● INSTRUCTIONS FOR THE TASK
Reproduce all the entries exactly.

● RAW DATA
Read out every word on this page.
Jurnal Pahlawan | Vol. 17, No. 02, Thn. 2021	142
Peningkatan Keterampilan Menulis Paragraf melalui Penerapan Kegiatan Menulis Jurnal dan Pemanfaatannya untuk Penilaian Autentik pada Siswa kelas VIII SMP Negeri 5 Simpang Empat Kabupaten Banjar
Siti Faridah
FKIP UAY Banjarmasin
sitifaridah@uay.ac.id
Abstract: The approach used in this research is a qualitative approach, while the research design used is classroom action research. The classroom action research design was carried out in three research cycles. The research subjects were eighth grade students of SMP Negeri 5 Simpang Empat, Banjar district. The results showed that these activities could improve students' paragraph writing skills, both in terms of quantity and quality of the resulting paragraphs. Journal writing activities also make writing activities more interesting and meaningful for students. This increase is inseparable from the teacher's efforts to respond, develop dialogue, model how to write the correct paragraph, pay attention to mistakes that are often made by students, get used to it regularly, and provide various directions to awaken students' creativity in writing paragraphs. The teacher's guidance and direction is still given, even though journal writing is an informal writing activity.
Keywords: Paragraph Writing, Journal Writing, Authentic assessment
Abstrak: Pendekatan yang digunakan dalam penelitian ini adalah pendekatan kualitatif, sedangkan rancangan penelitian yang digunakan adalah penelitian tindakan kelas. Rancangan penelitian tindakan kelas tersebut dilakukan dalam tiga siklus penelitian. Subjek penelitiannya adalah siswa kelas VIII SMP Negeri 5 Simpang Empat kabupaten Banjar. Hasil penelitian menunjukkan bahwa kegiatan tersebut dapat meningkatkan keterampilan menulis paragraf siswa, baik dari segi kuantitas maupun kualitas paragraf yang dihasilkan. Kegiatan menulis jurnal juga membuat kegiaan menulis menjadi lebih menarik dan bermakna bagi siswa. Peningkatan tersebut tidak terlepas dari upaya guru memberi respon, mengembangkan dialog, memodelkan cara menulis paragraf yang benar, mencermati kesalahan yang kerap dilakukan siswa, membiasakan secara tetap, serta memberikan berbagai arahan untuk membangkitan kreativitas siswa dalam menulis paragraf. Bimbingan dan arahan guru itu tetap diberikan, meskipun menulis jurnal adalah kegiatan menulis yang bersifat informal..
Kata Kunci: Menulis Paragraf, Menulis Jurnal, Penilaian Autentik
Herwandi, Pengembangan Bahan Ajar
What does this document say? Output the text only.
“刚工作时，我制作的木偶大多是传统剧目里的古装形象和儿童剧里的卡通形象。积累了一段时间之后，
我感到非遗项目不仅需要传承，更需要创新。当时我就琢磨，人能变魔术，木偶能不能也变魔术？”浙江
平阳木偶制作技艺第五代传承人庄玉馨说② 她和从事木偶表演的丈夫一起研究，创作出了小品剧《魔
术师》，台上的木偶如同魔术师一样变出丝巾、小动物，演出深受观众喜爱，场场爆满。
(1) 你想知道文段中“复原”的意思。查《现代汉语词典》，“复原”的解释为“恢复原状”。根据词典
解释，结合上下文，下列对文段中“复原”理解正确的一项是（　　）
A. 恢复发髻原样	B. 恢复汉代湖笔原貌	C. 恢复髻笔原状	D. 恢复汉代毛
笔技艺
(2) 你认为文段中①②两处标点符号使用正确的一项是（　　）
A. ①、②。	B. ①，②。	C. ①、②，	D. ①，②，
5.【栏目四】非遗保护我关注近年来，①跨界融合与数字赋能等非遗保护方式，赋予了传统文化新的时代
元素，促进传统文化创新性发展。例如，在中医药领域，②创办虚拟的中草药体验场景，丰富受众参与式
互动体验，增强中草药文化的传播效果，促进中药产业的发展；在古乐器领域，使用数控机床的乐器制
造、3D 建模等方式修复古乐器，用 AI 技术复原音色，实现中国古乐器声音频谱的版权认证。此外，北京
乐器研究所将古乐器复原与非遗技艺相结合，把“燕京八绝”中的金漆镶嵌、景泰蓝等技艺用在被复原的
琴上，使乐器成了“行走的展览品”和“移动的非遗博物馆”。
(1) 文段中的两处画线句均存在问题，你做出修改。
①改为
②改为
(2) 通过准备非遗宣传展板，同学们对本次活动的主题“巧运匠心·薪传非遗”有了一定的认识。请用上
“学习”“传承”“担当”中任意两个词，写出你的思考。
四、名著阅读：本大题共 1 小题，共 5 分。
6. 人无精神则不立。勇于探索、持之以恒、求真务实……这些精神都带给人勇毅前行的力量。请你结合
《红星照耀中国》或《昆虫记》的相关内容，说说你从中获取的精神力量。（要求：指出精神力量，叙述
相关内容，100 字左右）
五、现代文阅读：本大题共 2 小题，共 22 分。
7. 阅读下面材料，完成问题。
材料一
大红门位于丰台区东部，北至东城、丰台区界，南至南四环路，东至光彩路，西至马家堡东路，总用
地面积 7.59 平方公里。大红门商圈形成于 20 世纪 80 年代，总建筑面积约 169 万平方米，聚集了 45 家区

● TASK RESPONSE
Read out every word on this page.
Jurnal Pahlawan | Vol. 17, No. 02, Thn. 2021	142
Peningkatan Keterampilan Menulis Paragraf melalui Penerapan Kegiatan Menulis Jurnal dan Pemanfaatannya untuk Penilaian Autentik pada Siswa kelas VIII SMP Negeri 5 Simpang Empat Kabupaten Banjar
Siti Faridah
FKIP UAY Banjarmasin
sitifaridah@uay.ac.id
Abstract: The approach used in this research is a qualitative approach, while the research design used is classroom action research. The classroom action research design was carried out in three research cycles. The research subjects were eighth grade students of SMP Negeri 5 Simpang Empat, Banjar district. The results showed that these activities could improve students' paragraph writing skills, both in terms of quantity and quality of the resulting paragraphs. Journal writing activities also make writing activities more interesting and meaningful for students. This increase is inseparable from the teacher's efforts to respond, develop dialogue, model how to write the correct paragraph, pay attention to mistakes that are often made by students, get used to it regularly, and provide various directions to awaken students' creativity in writing paragraphs. The teacher's guidance and direction is still given, even though journal writing is an informal writing activity.
Keywords: Paragraph Writing, Journal Writing, Authentic assessment
Abstrak: Pendekatan yang digunakan dalam penelitian ini adalah pendekatan kualitatif, sedangkan rancangan penelitian yang digunakan adalah penelitian tindakan kelas. Rancangan penelitian tindakan kelas tersebut dilakukan dalam tiga siklus penelitian. Subjek penelitiannya adalah siswa kelas VIII SMP Negeri 5 Simpang Empat kabupaten Banjar. Hasil penelitian menunjukkan bahwa kegiatan tersebut dapat meningkatkan keterampilan menulis paragraf siswa, baik dari segi kuantitas maupun kualitas paragraf yang dihasilkan. Kegiatan menulis jurnal juga membuat kegiaan menulis menjadi lebih menarik dan bermakna bagi siswa. Peningkatan tersebut tidak terlepas dari upaya guru memberi respon, mengembangkan dialog, memodelkan cara menulis paragraf yang benar, mencermati kesalahan yang kerap dilakukan siswa, membiasakan secara tetap, serta memberikan berbagai arahan untuk membangkitan kreativitas siswa dalam menulis paragraf. Bimbingan dan arahan guru itu tetap diberikan, meskipun menulis jurnal adalah kegiatan menulis yang bersifat informal..
Kata Kunci: Menulis Paragraf, Menulis Jurnal, Penilaian Autentik
Herwandi, Pengembangan Bahan Ajar
What does this document say? Output the text only.
“刚工作时，我制作的木偶大多是传统剧目里的古装形象和儿童剧里的卡通形象。积累了一段时间之后，
我感到非遗项目不仅需要传承，更需要创新。当时我就琢磨，人能变魔术，木偶能不能也变魔术？”浙江
平阳木偶制作技艺第五代传承人庄玉馨说② 她和从事木偶表演的丈夫一起研究，创作出了小品剧《魔
术师》，台上的木偶如同魔术师一样变出丝巾、小动物，演出深受观众喜爱，场场爆满。
(1) 你想知道文段中“复原”的意思。查《现代汉语词典》，“复原”的解释为“恢复原状”。根据词典
解释，结合上下文，下列对文段中“复原”理解正确的一项是（　　）
A. 恢复发髻原样	B. 恢复汉代湖笔原貌	C. 恢复髻笔原状	D. 恢复汉代毛
笔技艺
(2) 你认为文段中①②两处标点符号使用正确的一项是（　　）
A. ①、②。	B. ①，②。	C. ①、②，	D. ①，②，
5.【栏目四】非遗保护我关注近年来，①跨界融合与数字赋能等非遗保护方式，赋予了传统文化新的时代
元素，促进传统文化创新性发展。例如，在中医药领域，②创办虚拟的中草药体验场景，丰富受众参与式
互动体验，增强中草药文化的传播效果，促进中药产业的发展；在古乐器领域，使用数控机床的乐器制
造、3D 建模等方式修复古乐器，用 AI 技术复原音色，实现中国古乐器声音频谱的版权认证。此外，北京
乐器研究所将古乐器复原与非遗技艺相结合，把“燕京八绝”中的金漆镶嵌、景泰蓝等技艺用在被复原的
琴上，使乐器成了“行走的展览品”和“移动的非遗博物馆”。
(1) 文段中的两处画线句均存在问题，你做出修改。
①改为
②改为
(2) 通过准备非遗宣传展板，同学们对本次活动的主题“巧运匠心·薪传非遗”有了一定的认识。请用上
“学习”“传承”“担当”中任意两个词，写出你的思考。
四、名著阅读：本大题共 1 小题，共 5 分。
6. 人无精神则不立。勇于探索、持之以恒、求真务实……这些精神都带给人勇毅前行的力量。请你结合
《红星照耀中国》或《昆虫记》的相关内容，说说你从中获取的精神力量。（要求：指出精神力量，叙述
相关内容，100 字左右）
五、现代文阅读：本大题共 2 小题，共 22 分。
7. 阅读下面材料，完成问题。
材料一
大红门位于丰台区东部，北至东城、丰台区界，南至南四环路，东至光彩路，西至马家堡东路，总用
地面积 7.59 平方公里。大红门商圈形成于 20 世纪 80 年代，总建筑面积约 169 万平方米，聚集了 45 家区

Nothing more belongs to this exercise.